= PROVIDED RECORDS =
-----

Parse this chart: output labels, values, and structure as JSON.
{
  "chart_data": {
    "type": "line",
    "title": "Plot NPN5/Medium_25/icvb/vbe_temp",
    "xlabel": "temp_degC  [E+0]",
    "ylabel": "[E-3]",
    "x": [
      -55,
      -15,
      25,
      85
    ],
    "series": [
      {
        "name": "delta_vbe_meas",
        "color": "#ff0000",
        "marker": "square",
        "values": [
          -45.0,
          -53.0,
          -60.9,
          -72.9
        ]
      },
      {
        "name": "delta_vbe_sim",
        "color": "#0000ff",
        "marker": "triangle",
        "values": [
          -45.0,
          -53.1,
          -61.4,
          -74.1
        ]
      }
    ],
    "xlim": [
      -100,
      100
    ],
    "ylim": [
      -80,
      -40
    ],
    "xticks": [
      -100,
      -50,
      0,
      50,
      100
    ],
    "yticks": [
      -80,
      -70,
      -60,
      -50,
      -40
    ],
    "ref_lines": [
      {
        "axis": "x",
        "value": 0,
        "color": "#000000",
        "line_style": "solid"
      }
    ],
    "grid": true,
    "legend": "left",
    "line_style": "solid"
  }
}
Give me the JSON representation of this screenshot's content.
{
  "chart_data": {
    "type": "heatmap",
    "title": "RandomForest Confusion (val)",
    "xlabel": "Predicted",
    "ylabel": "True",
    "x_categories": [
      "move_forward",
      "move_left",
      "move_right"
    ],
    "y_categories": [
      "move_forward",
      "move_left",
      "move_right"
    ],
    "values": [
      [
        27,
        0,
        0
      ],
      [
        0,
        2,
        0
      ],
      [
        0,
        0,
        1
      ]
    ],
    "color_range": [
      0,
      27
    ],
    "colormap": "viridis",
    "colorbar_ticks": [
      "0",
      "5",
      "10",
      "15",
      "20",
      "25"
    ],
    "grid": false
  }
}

-----

= EXERCISE DESCRIPTION =
Quote all the records exactly, please, leaving none out.

= THE RESULT =
Parse this chart: output labels, values, and structure as JSON.
{
  "chart_data": {
    "type": "line",
    "title": "Plot NPN5/Medium_25/icvb/vbe_temp",
    "xlabel": "temp_degC  [E+0]",
    "ylabel": "[E-3]",
    "x": [
      -55,
      -15,
      25,
      85
    ],
    "series": [
      {
        "name": "delta_vbe_meas",
        "color": "#ff0000",
        "marker": "square",
        "values": [
          -45.0,
          -53.0,
          -60.9,
          -72.9
        ]
      },
      {
        "name": "delta_vbe_sim",
        "color": "#0000ff",
        "marker": "triangle",
        "values": [
          -45.0,
          -53.1,
          -61.4,
          -74.1
        ]
      }
    ],
    "xlim": [
      -100,
      100
    ],
    "ylim": [
      -80,
      -40
    ],
    "xticks": [
      -100,
      -50,
      0,
      50,
      100
    ],
    "yticks": [
      -80,
      -70,
      -60,
      -50,
      -40
    ],
    "ref_lines": [
      {
        "axis": "x",
        "value": 0,
        "color": "#000000",
        "line_style": "solid"
      }
    ],
    "grid": true,
    "legend": "left",
    "line_style": "solid"
  }
}
Give me the JSON representation of this screenshot's content.
{
  "chart_data": {
    "type": "heatmap",
    "title": "RandomForest Confusion (val)",
    "xlabel": "Predicted",
    "ylabel": "True",
    "x_categories": [
      "move_forward",
      "move_left",
      "move_right"
    ],
    "y_categories": [
      "move_forward",
      "move_left",
      "move_right"
    ],
    "values": [
      [
        27,
        0,
        0
      ],
      [
        0,
        2,
        0
      ],
      [
        0,
        0,
        1
      ]
    ],
    "color_range": [
      0,
      27
    ],
    "colormap": "viridis",
    "colorbar_ticks": [
      "0",
      "5",
      "10",
      "15",
      "20",
      "25"
    ],
    "grid": false
  }
}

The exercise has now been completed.